### What is being asked
Output all of the entries exactly as written.

### Extracted records

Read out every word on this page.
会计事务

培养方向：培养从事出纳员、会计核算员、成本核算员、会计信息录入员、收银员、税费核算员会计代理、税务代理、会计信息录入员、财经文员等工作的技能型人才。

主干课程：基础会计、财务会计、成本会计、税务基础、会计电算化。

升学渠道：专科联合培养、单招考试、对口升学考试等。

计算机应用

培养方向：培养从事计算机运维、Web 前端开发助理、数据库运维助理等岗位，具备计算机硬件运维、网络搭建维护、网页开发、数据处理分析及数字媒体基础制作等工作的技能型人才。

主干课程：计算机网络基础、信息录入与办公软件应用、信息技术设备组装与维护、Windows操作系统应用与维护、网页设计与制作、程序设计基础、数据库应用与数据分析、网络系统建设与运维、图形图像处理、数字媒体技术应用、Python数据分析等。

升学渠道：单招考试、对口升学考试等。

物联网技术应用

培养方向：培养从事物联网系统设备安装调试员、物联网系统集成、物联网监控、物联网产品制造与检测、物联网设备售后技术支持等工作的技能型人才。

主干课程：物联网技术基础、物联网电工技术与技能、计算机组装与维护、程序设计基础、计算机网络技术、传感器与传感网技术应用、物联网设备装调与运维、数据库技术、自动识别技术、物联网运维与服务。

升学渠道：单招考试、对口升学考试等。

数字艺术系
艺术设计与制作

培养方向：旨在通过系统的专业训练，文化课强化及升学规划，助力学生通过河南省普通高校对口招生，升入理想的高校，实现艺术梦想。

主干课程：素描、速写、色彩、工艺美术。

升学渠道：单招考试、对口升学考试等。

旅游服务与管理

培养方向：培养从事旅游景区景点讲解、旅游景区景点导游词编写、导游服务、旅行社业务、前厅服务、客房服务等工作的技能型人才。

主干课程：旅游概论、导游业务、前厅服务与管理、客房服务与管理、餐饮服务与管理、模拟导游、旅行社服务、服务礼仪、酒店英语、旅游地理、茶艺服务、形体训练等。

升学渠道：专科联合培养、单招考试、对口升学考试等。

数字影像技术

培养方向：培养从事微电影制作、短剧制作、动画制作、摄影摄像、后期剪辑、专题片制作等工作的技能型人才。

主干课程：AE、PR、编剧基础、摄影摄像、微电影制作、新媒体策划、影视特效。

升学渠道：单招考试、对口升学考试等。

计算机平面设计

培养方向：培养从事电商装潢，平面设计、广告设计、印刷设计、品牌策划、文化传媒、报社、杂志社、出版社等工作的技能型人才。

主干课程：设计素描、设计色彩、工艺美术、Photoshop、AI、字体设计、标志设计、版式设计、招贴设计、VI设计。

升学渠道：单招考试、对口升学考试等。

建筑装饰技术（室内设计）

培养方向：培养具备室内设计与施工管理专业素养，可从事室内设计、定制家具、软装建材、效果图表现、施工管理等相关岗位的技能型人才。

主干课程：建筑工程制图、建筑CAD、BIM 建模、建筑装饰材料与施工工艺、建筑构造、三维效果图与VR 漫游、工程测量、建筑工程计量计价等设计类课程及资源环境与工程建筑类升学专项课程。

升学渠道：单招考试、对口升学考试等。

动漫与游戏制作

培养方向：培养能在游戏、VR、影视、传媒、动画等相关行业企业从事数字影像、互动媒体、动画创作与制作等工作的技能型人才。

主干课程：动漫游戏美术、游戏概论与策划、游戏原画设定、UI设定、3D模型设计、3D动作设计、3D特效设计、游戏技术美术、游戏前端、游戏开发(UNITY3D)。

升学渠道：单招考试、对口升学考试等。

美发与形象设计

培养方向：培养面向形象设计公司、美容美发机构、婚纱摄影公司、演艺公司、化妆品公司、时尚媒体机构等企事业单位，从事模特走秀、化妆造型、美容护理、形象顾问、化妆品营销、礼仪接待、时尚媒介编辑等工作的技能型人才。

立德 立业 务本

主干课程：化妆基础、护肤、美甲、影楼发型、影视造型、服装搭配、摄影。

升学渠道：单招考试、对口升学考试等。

### Written solution
Read out every word on this page.
会计事务

培养方向：培养从事出纳员、会计核算员、成本核算员、会计信息录入员、收银员、税费核算员会计代理、税务代理、会计信息录入员、财经文员等工作的技能型人才。

主干课程：基础会计、财务会计、成本会计、税务基础、会计电算化。

升学渠道：专科联合培养、单招考试、对口升学考试等。

计算机应用

培养方向：培养从事计算机运维、Web 前端开发助理、数据库运维助理等岗位，具备计算机硬件运维、网络搭建维护、网页开发、数据处理分析及数字媒体基础制作等工作的技能型人才。

主干课程：计算机网络基础、信息录入与办公软件应用、信息技术设备组装与维护、Windows操作系统应用与维护、网页设计与制作、程序设计基础、数据库应用与数据分析、网络系统建设与运维、图形图像处理、数字媒体技术应用、Python数据分析等。

升学渠道：单招考试、对口升学考试等。

物联网技术应用

培养方向：培养从事物联网系统设备安装调试员、物联网系统集成、物联网监控、物联网产品制造与检测、物联网设备售后技术支持等工作的技能型人才。

主干课程：物联网技术基础、物联网电工技术与技能、计算机组装与维护、程序设计基础、计算机网络技术、传感器与传感网技术应用、物联网设备装调与运维、数据库技术、自动识别技术、物联网运维与服务。

升学渠道：单招考试、对口升学考试等。

数字艺术系
艺术设计与制作

培养方向：旨在通过系统的专业训练，文化课强化及升学规划，助力学生通过河南省普通高校对口招生，升入理想的高校，实现艺术梦想。

主干课程：素描、速写、色彩、工艺美术。

升学渠道：单招考试、对口升学考试等。

旅游服务与管理

培养方向：培养从事旅游景区景点讲解、旅游景区景点导游词编写、导游服务、旅行社业务、前厅服务、客房服务等工作的技能型人才。

主干课程：旅游概论、导游业务、前厅服务与管理、客房服务与管理、餐饮服务与管理、模拟导游、旅行社服务、服务礼仪、酒店英语、旅游地理、茶艺服务、形体训练等。

升学渠道：专科联合培养、单招考试、对口升学考试等。

数字影像技术

培养方向：培养从事微电影制作、短剧制作、动画制作、摄影摄像、后期剪辑、专题片制作等工作的技能型人才。

主干课程：AE、PR、编剧基础、摄影摄像、微电影制作、新媒体策划、影视特效。

升学渠道：单招考试、对口升学考试等。

计算机平面设计

培养方向：培养从事电商装潢，平面设计、广告设计、印刷设计、品牌策划、文化传媒、报社、杂志社、出版社等工作的技能型人才。

主干课程：设计素描、设计色彩、工艺美术、Photoshop、AI、字体设计、标志设计、版式设计、招贴设计、VI设计。

升学渠道：单招考试、对口升学考试等。

建筑装饰技术（室内设计）

培养方向：培养具备室内设计与施工管理专业素养，可从事室内设计、定制家具、软装建材、效果图表现、施工管理等相关岗位的技能型人才。

主干课程：建筑工程制图、建筑CAD、BIM 建模、建筑装饰材料与施工工艺、建筑构造、三维效果图与VR 漫游、工程测量、建筑工程计量计价等设计类课程及资源环境与工程建筑类升学专项课程。

升学渠道：单招考试、对口升学考试等。

动漫与游戏制作

培养方向：培养能在游戏、VR、影视、传媒、动画等相关行业企业从事数字影像、互动媒体、动画创作与制作等工作的技能型人才。

主干课程：动漫游戏美术、游戏概论与策划、游戏原画设定、UI设定、3D模型设计、3D动作设计、3D特效设计、游戏技术美术、游戏前端、游戏开发(UNITY3D)。

升学渠道：单招考试、对口升学考试等。

美发与形象设计

培养方向：培养面向形象设计公司、美容美发机构、婚纱摄影公司、演艺公司、化妆品公司、时尚媒体机构等企事业单位，从事模特走秀、化妆造型、美容护理、形象顾问、化妆品营销、礼仪接待、时尚媒介编辑等工作的技能型人才。

立德 立业 务本

主干课程：化妆基础、护肤、美甲、影楼发型、影视造型、服装搭配、摄影。

升学渠道：单招考试、对口升学考试等。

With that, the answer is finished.